### [Instruction]
Repeat the listing word for word. No pictures belong in the copy.

### [Dataset items]
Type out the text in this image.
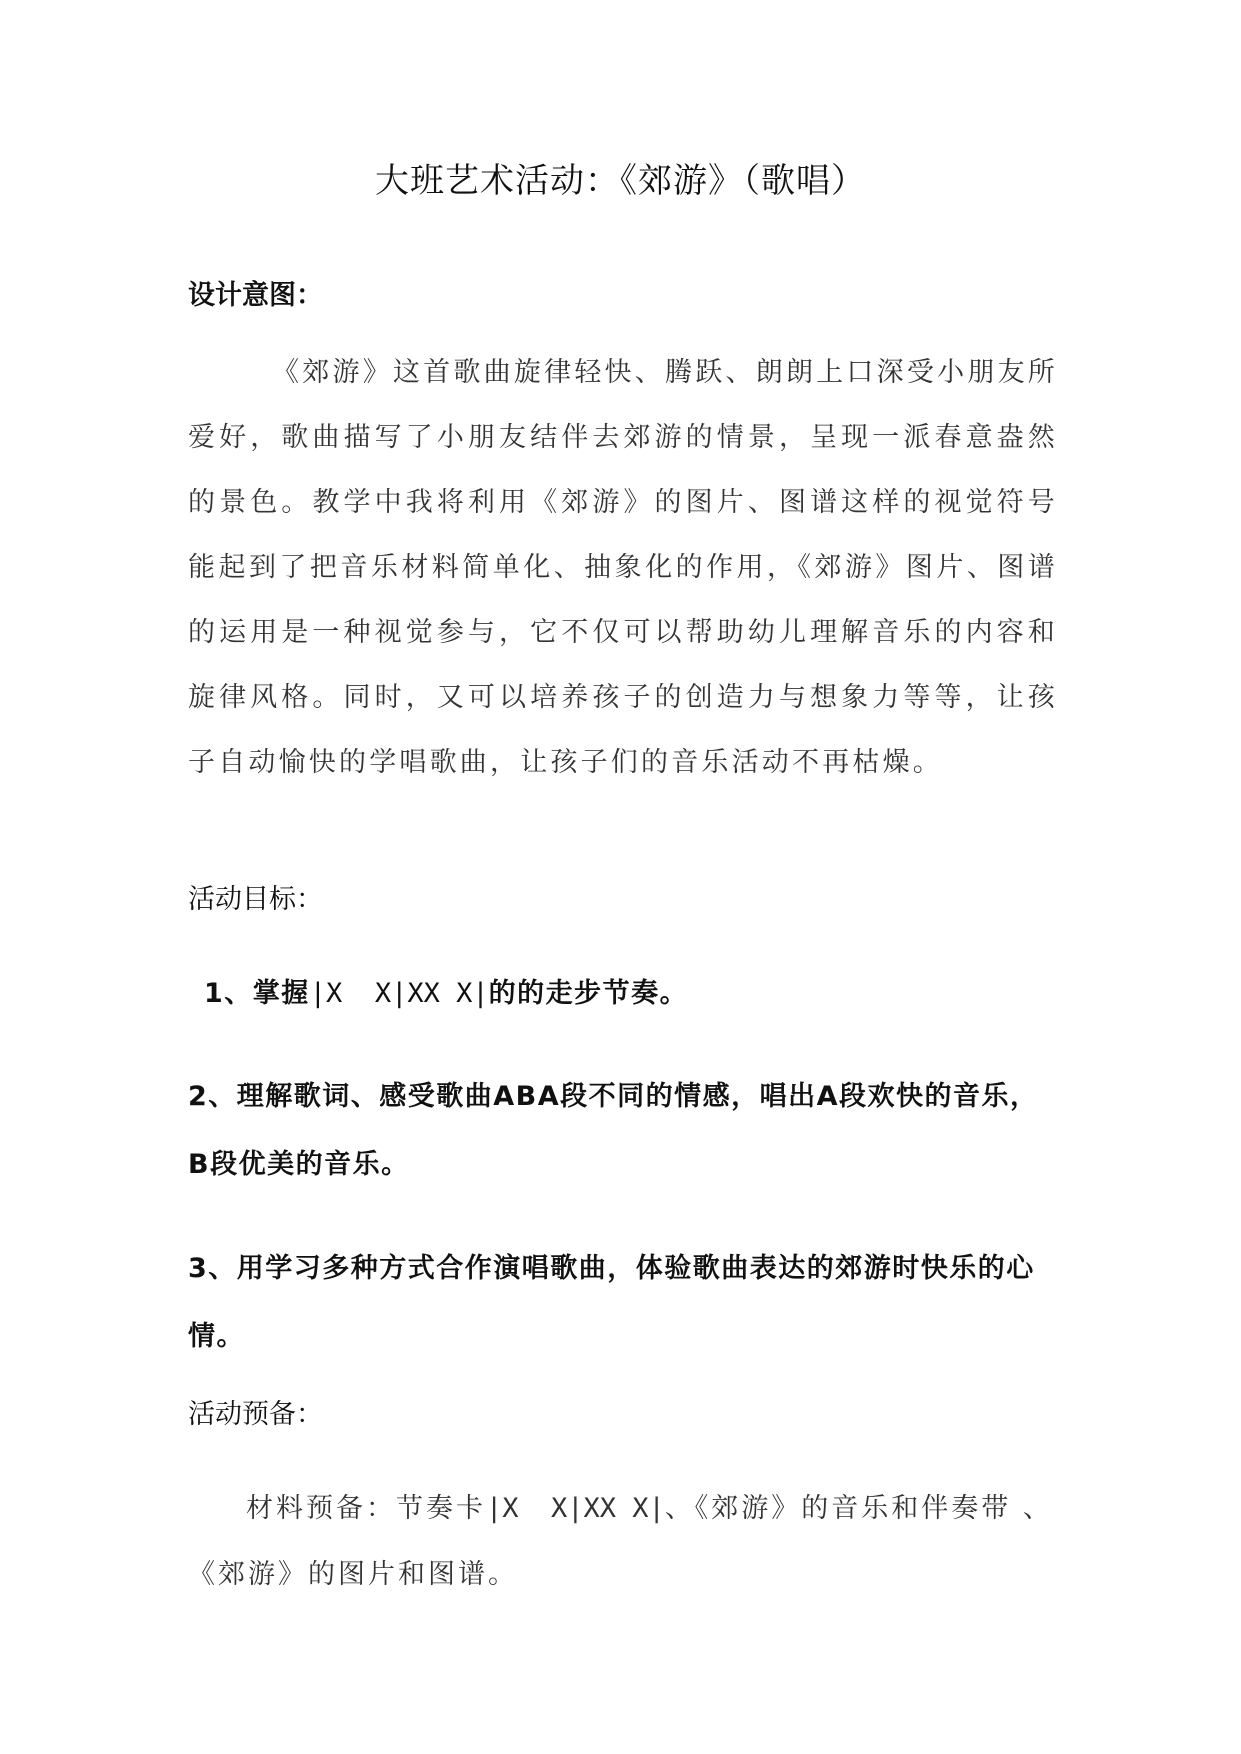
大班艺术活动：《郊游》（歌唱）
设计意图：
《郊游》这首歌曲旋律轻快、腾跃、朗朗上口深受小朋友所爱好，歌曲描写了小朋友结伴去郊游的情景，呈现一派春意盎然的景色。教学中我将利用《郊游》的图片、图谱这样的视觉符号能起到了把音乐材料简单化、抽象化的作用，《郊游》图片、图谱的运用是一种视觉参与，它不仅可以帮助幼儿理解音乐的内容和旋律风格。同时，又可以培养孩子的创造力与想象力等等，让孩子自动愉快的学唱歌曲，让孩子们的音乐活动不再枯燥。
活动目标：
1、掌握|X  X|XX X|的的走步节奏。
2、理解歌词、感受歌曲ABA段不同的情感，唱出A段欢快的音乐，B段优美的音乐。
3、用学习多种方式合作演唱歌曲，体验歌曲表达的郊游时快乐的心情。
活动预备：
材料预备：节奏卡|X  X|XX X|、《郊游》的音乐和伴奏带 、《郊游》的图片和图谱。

### [Exercise result]
Type out the text in this image.
大班艺术活动：《郊游》（歌唱）
设计意图：
《郊游》这首歌曲旋律轻快、腾跃、朗朗上口深受小朋友所爱好，歌曲描写了小朋友结伴去郊游的情景，呈现一派春意盎然的景色。教学中我将利用《郊游》的图片、图谱这样的视觉符号能起到了把音乐材料简单化、抽象化的作用，《郊游》图片、图谱的运用是一种视觉参与，它不仅可以帮助幼儿理解音乐的内容和旋律风格。同时，又可以培养孩子的创造力与想象力等等，让孩子自动愉快的学唱歌曲，让孩子们的音乐活动不再枯燥。
活动目标：
1、掌握|X  X|XX X|的的走步节奏。
2、理解歌词、感受歌曲ABA段不同的情感，唱出A段欢快的音乐，B段优美的音乐。
3、用学习多种方式合作演唱歌曲，体验歌曲表达的郊游时快乐的心情。
活动预备：
材料预备：节奏卡|X  X|XX X|、《郊游》的音乐和伴奏带 、《郊游》的图片和图谱。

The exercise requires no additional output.